═════ Recorded data
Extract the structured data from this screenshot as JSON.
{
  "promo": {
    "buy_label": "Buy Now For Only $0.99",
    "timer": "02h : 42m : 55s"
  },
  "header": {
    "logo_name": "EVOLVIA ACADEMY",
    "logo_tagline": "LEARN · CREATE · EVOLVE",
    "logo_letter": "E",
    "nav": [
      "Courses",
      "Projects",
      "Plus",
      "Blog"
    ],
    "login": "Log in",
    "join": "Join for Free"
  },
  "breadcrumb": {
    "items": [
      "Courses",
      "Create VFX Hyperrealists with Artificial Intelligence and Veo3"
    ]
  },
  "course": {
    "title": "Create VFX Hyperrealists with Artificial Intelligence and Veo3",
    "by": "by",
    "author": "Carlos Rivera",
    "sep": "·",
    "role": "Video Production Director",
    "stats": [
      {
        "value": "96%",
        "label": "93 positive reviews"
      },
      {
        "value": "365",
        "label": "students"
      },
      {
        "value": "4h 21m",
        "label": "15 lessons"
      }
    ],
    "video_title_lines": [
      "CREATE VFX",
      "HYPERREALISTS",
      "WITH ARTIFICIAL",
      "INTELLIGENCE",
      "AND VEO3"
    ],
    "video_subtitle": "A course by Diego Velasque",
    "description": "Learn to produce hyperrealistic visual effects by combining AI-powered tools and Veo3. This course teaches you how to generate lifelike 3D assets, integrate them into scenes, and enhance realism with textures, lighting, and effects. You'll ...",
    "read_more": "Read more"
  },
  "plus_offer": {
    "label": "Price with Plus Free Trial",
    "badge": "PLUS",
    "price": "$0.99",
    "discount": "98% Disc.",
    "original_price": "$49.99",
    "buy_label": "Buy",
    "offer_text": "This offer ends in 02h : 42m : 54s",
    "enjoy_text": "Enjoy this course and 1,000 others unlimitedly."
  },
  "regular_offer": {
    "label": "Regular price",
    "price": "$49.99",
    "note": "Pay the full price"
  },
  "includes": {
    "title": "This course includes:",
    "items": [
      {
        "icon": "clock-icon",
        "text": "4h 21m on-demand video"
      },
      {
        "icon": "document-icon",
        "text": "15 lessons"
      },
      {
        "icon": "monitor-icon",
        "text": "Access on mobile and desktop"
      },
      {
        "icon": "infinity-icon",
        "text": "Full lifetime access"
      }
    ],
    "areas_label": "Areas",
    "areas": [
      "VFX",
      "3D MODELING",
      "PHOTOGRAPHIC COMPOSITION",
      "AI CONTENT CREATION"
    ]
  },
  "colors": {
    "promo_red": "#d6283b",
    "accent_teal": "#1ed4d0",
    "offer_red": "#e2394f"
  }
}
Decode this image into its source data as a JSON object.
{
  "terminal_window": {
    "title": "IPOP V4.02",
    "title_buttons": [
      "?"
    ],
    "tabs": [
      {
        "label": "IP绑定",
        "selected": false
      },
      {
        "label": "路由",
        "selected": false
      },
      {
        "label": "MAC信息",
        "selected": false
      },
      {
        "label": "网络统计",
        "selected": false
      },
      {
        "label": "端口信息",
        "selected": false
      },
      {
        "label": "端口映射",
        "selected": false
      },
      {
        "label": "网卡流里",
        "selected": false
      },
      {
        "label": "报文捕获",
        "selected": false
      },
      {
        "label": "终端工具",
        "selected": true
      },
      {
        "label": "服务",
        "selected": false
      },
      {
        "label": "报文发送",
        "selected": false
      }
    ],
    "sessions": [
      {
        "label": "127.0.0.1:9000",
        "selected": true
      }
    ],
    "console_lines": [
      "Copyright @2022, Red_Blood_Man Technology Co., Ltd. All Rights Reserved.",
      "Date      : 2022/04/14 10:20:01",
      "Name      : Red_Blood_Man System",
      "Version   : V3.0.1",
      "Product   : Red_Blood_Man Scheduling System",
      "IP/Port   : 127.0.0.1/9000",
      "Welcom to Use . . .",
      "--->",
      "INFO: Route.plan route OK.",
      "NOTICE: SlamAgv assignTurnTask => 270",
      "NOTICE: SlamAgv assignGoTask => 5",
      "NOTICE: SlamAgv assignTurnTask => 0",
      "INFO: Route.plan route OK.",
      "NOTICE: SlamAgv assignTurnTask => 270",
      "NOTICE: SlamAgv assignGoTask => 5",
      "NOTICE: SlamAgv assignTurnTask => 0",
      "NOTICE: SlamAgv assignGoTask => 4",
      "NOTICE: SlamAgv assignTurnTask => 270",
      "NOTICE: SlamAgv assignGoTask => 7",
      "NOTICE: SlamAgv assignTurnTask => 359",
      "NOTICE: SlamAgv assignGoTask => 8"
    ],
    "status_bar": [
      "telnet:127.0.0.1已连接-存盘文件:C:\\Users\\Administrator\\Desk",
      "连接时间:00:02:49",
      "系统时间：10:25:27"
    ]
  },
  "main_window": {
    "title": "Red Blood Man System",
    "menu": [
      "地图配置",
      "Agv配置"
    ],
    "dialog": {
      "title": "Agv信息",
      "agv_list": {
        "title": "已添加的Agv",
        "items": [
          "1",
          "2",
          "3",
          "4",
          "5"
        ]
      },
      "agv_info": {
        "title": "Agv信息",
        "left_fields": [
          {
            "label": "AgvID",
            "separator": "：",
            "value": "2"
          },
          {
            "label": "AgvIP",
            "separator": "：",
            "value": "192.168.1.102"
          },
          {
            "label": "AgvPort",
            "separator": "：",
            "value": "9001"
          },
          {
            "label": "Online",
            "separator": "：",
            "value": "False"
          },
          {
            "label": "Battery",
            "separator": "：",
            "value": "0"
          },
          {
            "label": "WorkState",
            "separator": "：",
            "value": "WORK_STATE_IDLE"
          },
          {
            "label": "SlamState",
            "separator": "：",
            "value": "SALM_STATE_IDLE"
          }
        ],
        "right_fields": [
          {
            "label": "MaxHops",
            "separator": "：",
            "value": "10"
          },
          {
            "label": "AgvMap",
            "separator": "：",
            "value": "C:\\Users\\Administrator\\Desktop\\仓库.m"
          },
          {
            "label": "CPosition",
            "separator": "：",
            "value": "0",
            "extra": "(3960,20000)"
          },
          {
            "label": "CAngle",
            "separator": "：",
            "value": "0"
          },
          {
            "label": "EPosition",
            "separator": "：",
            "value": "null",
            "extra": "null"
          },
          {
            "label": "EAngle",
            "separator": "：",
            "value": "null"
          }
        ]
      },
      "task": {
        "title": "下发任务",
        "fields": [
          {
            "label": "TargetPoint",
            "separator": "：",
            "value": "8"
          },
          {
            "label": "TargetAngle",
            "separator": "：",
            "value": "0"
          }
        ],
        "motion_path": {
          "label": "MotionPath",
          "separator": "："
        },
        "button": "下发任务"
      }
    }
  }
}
══════════
▶ [Instruction]: Write down every line of the data exactly as it appears above.

▶ [Result]:
Extract the structured data from this screenshot as JSON.
{
  "promo": {
    "buy_label": "Buy Now For Only $0.99",
    "timer": "02h : 42m : 55s"
  },
  "header": {
    "logo_name": "EVOLVIA ACADEMY",
    "logo_tagline": "LEARN · CREATE · EVOLVE",
    "logo_letter": "E",
    "nav": [
      "Courses",
      "Projects",
      "Plus",
      "Blog"
    ],
    "login": "Log in",
    "join": "Join for Free"
  },
  "breadcrumb": {
    "items": [
      "Courses",
      "Create VFX Hyperrealists with Artificial Intelligence and Veo3"
    ]
  },
  "course": {
    "title": "Create VFX Hyperrealists with Artificial Intelligence and Veo3",
    "by": "by",
    "author": "Carlos Rivera",
    "sep": "·",
    "role": "Video Production Director",
    "stats": [
      {
        "value": "96%",
        "label": "93 positive reviews"
      },
      {
        "value": "365",
        "label": "students"
      },
      {
        "value": "4h 21m",
        "label": "15 lessons"
      }
    ],
    "video_title_lines": [
      "CREATE VFX",
      "HYPERREALISTS",
      "WITH ARTIFICIAL",
      "INTELLIGENCE",
      "AND VEO3"
    ],
    "video_subtitle": "A course by Diego Velasque",
    "description": "Learn to produce hyperrealistic visual effects by combining AI-powered tools and Veo3. This course teaches you how to generate lifelike 3D assets, integrate them into scenes, and enhance realism with textures, lighting, and effects. You'll ...",
    "read_more": "Read more"
  },
  "plus_offer": {
    "label": "Price with Plus Free Trial",
    "badge": "PLUS",
    "price": "$0.99",
    "discount": "98% Disc.",
    "original_price": "$49.99",
    "buy_label": "Buy",
    "offer_text": "This offer ends in 02h : 42m : 54s",
    "enjoy_text": "Enjoy this course and 1,000 others unlimitedly."
  },
  "regular_offer": {
    "label": "Regular price",
    "price": "$49.99",
    "note": "Pay the full price"
  },
  "includes": {
    "title": "This course includes:",
    "items": [
      {
        "icon": "clock-icon",
        "text": "4h 21m on-demand video"
      },
      {
        "icon": "document-icon",
        "text": "15 lessons"
      },
      {
        "icon": "monitor-icon",
        "text": "Access on mobile and desktop"
      },
      {
        "icon": "infinity-icon",
        "text": "Full lifetime access"
      }
    ],
    "areas_label": "Areas",
    "areas": [
      "VFX",
      "3D MODELING",
      "PHOTOGRAPHIC COMPOSITION",
      "AI CONTENT CREATION"
    ]
  },
  "colors": {
    "promo_red": "#d6283b",
    "accent_teal": "#1ed4d0",
    "offer_red": "#e2394f"
  }
}
Decode this image into its source data as a JSON object.
{
  "terminal_window": {
    "title": "IPOP V4.02",
    "title_buttons": [
      "?"
    ],
    "tabs": [
      {
        "label": "IP绑定",
        "selected": false
      },
      {
        "label": "路由",
        "selected": false
      },
      {
        "label": "MAC信息",
        "selected": false
      },
      {
        "label": "网络统计",
        "selected": false
      },
      {
        "label": "端口信息",
        "selected": false
      },
      {
        "label": "端口映射",
        "selected": false
      },
      {
        "label": "网卡流里",
        "selected": false
      },
      {
        "label": "报文捕获",
        "selected": false
      },
      {
        "label": "终端工具",
        "selected": true
      },
      {
        "label": "服务",
        "selected": false
      },
      {
        "label": "报文发送",
        "selected": false
      }
    ],
    "sessions": [
      {
        "label": "127.0.0.1:9000",
        "selected": true
      }
    ],
    "console_lines": [
      "Copyright @2022, Red_Blood_Man Technology Co., Ltd. All Rights Reserved.",
      "Date      : 2022/04/14 10:20:01",
      "Name      : Red_Blood_Man System",
      "Version   : V3.0.1",
      "Product   : Red_Blood_Man Scheduling System",
      "IP/Port   : 127.0.0.1/9000",
      "Welcom to Use . . .",
      "--->",
      "INFO: Route.plan route OK.",
      "NOTICE: SlamAgv assignTurnTask => 270",
      "NOTICE: SlamAgv assignGoTask => 5",
      "NOTICE: SlamAgv assignTurnTask => 0",
      "INFO: Route.plan route OK.",
      "NOTICE: SlamAgv assignTurnTask => 270",
      "NOTICE: SlamAgv assignGoTask => 5",
      "NOTICE: SlamAgv assignTurnTask => 0",
      "NOTICE: SlamAgv assignGoTask => 4",
      "NOTICE: SlamAgv assignTurnTask => 270",
      "NOTICE: SlamAgv assignGoTask => 7",
      "NOTICE: SlamAgv assignTurnTask => 359",
      "NOTICE: SlamAgv assignGoTask => 8"
    ],
    "status_bar": [
      "telnet:127.0.0.1已连接-存盘文件:C:\\Users\\Administrator\\Desk",
      "连接时间:00:02:49",
      "系统时间：10:25:27"
    ]
  },
  "main_window": {
    "title": "Red Blood Man System",
    "menu": [
      "地图配置",
      "Agv配置"
    ],
    "dialog": {
      "title": "Agv信息",
      "agv_list": {
        "title": "已添加的Agv",
        "items": [
          "1",
          "2",
          "3",
          "4",
          "5"
        ]
      },
      "agv_info": {
        "title": "Agv信息",
        "left_fields": [
          {
            "label": "AgvID",
            "separator": "：",
            "value": "2"
          },
          {
            "label": "AgvIP",
            "separator": "：",
            "value": "192.168.1.102"
          },
          {
            "label": "AgvPort",
            "separator": "：",
            "value": "9001"
          },
          {
            "label": "Online",
            "separator": "：",
            "value": "False"
          },
          {
            "label": "Battery",
            "separator": "：",
            "value": "0"
          },
          {
            "label": "WorkState",
            "separator": "：",
            "value": "WORK_STATE_IDLE"
          },
          {
            "label": "SlamState",
            "separator": "：",
            "value": "SALM_STATE_IDLE"
          }
        ],
        "right_fields": [
          {
            "label": "MaxHops",
            "separator": "：",
            "value": "10"
          },
          {
            "label": "AgvMap",
            "separator": "：",
            "value": "C:\\Users\\Administrator\\Desktop\\仓库.m"
          },
          {
            "label": "CPosition",
            "separator": "：",
            "value": "0",
            "extra": "(3960,20000)"
          },
          {
            "label": "CAngle",
            "separator": "：",
            "value": "0"
          },
          {
            "label": "EPosition",
            "separator": "：",
            "value": "null",
            "extra": "null"
          },
          {
            "label": "EAngle",
            "separator": "：",
            "value": "null"
          }
        ]
      },
      "task": {
        "title": "下发任务",
        "fields": [
          {
            "label": "TargetPoint",
            "separator": "：",
            "value": "8"
          },
          {
            "label": "TargetAngle",
            "separator": "：",
            "value": "0"
          }
        ],
        "motion_path": {
          "label": "MotionPath",
          "separator": "："
        },
        "button": "下发任务"
      }
    }
  }
}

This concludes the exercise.